### Problem statement
Search the records for the word "structured" and report each line that has it.

### Supplied information
---

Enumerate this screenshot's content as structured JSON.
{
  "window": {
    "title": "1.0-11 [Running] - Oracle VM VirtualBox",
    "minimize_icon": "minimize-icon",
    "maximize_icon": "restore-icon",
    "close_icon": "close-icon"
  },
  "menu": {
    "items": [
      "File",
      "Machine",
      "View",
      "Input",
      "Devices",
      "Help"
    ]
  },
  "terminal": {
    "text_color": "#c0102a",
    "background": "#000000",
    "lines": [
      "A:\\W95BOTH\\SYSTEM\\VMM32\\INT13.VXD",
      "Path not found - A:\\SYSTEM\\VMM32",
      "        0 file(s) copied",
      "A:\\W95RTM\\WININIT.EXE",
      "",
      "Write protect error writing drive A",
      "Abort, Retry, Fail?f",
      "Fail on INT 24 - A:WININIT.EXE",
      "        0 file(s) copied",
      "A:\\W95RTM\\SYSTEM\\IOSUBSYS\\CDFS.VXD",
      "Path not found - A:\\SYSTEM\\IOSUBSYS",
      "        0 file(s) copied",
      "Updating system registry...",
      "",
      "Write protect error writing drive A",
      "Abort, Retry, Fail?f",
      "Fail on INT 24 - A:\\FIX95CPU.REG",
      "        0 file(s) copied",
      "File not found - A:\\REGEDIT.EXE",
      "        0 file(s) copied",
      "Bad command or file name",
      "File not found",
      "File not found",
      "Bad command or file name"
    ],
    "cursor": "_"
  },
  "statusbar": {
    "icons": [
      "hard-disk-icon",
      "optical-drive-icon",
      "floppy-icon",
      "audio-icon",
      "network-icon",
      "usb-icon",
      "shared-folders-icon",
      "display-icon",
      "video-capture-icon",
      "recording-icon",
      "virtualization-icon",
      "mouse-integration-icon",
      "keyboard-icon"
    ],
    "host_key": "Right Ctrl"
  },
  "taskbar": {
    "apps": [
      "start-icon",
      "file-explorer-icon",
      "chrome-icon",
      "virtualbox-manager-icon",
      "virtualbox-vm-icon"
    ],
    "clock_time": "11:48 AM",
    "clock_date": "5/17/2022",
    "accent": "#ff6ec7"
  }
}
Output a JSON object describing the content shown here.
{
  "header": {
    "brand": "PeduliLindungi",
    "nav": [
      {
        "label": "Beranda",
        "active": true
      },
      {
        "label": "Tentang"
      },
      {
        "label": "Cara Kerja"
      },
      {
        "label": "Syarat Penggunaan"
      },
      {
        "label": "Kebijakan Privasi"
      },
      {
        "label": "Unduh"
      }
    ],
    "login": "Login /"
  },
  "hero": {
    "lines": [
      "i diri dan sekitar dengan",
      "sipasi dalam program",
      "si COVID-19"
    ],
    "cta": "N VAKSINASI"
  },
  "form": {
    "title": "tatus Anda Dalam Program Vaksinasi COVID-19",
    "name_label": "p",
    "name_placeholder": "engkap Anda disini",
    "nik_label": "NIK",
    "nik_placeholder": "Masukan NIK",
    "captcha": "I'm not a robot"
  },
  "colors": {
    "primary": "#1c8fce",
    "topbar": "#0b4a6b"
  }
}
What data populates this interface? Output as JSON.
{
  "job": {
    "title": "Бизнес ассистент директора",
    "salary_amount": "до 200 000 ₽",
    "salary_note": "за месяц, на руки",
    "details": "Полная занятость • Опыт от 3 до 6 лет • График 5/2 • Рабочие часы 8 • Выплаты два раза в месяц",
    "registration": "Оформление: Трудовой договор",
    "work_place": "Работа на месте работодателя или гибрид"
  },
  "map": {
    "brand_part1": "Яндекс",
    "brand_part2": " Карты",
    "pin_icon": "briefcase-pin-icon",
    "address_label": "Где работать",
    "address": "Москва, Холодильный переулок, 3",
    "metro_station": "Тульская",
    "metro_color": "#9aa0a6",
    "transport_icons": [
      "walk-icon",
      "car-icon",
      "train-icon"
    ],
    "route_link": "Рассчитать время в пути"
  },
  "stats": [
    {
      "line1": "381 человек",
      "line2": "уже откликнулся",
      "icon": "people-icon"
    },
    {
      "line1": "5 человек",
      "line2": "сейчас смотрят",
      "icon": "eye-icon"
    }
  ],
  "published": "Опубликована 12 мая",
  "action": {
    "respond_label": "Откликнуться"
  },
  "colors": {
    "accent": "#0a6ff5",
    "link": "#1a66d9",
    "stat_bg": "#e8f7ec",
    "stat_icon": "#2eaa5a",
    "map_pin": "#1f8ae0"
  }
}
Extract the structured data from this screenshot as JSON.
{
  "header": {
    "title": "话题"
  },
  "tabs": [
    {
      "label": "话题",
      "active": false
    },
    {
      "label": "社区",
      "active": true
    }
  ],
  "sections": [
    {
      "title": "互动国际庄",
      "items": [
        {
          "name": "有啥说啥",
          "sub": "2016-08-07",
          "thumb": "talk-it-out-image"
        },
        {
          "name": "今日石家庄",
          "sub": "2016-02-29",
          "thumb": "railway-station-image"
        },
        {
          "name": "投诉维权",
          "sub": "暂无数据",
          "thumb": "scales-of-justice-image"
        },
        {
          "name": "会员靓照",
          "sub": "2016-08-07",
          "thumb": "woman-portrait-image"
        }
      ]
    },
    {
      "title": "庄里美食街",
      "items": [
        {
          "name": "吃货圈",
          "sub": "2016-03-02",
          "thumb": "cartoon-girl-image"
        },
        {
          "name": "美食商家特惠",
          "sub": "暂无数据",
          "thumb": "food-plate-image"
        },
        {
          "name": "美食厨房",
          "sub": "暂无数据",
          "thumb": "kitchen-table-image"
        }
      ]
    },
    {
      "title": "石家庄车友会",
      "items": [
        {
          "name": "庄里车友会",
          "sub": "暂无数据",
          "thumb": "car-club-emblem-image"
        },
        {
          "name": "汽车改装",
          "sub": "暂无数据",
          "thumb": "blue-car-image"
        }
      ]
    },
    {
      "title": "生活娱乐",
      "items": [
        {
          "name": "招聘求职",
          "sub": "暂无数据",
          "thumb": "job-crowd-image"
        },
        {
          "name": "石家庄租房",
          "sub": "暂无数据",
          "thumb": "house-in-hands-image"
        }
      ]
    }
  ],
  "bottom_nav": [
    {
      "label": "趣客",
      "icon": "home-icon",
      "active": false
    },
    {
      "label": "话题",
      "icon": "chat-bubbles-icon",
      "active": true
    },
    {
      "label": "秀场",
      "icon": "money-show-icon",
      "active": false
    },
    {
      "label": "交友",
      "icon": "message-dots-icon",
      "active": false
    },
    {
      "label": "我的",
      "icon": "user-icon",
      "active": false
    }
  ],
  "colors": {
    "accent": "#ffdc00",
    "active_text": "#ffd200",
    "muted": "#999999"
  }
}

---

### Answer for this exercise
Enumerate this screenshot's content as structured JSON.
Extract the structured data from this screenshot as JSON.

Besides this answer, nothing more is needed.